Write out again the lines of the material from the one containing "bullet-text: Verify their" through the end of the material, with both ends included.

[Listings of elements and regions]
= = = =

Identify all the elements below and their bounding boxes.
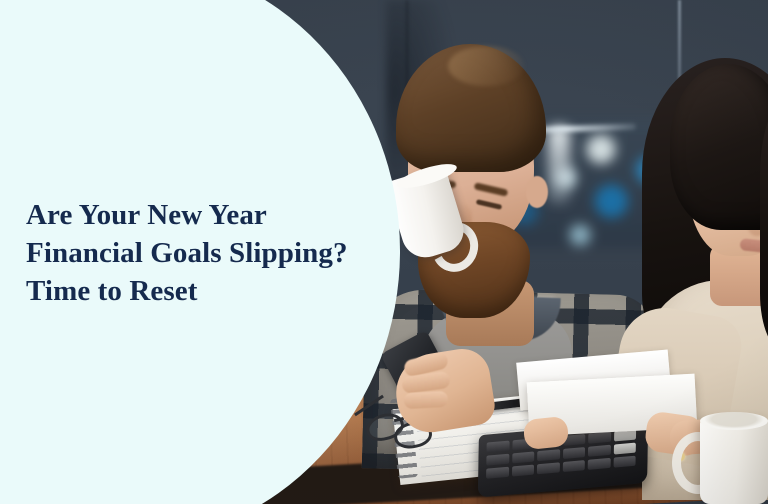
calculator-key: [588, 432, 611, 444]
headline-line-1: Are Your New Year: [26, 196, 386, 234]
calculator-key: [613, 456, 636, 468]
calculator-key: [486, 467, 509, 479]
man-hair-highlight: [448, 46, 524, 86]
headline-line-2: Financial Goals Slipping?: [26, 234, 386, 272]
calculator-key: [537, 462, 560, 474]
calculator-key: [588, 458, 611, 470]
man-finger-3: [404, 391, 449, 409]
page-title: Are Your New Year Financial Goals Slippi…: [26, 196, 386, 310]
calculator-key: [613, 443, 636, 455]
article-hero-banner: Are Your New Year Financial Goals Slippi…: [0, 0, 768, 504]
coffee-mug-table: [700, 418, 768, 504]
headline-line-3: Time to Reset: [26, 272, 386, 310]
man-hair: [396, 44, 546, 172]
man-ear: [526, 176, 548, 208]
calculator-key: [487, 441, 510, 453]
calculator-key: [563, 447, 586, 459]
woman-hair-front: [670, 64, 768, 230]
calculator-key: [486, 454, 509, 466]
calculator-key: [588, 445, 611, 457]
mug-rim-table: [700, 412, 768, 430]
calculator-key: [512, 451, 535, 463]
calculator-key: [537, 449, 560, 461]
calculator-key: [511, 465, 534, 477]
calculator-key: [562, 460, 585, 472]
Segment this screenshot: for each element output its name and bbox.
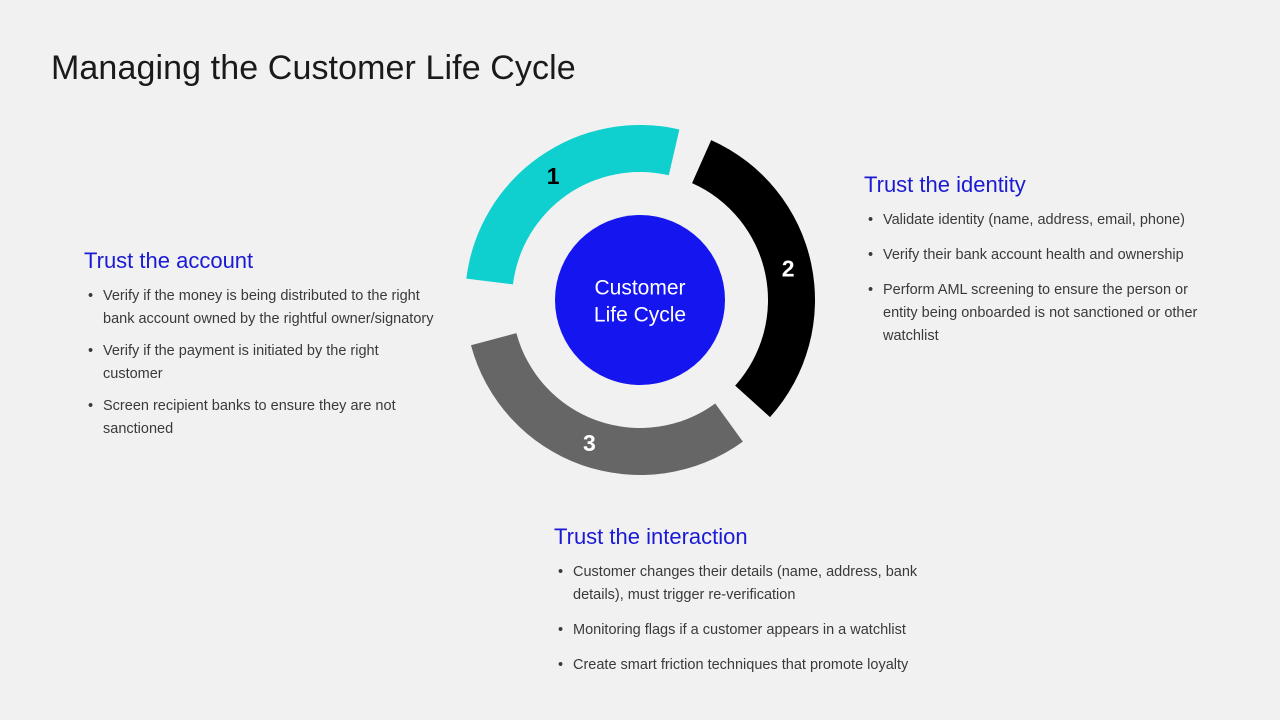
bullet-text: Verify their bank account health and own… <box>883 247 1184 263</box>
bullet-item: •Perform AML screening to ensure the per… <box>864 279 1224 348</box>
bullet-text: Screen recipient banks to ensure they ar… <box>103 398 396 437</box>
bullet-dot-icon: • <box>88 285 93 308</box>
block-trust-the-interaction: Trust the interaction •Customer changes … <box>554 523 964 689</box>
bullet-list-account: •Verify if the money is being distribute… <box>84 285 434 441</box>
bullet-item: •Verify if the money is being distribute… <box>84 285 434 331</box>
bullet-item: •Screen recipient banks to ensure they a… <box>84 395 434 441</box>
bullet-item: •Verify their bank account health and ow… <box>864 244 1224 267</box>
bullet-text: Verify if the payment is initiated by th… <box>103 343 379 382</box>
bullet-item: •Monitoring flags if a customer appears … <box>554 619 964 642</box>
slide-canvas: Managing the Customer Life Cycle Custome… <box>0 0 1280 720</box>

= = = =

Task answer:
bullet-text: Verify their bank account health and own… <box>883 247 1184 263</box>
bullet-item: •Perform AML screening to ensure the per… <box>864 279 1224 348</box>
bullet-text: Screen recipient banks to ensure they ar… <box>103 398 396 437</box>
bullet-dot-icon: • <box>88 285 93 308</box>
block-trust-the-interaction: Trust the interaction •Customer changes … <box>554 523 964 689</box>
bullet-list-account: •Verify if the money is being distribute… <box>84 285 434 441</box>
bullet-item: •Verify if the money is being distribute… <box>84 285 434 331</box>
bullet-item: •Screen recipient banks to ensure they a… <box>84 395 434 441</box>
bullet-item: •Verify their bank account health and ow… <box>864 244 1224 267</box>
bullet-text: Verify if the payment is initiated by th… <box>103 343 379 382</box>
bullet-item: •Monitoring flags if a customer appears … <box>554 619 964 642</box>
slide-canvas: Managing the Customer Life Cycle Custome… <box>0 0 1280 720</box>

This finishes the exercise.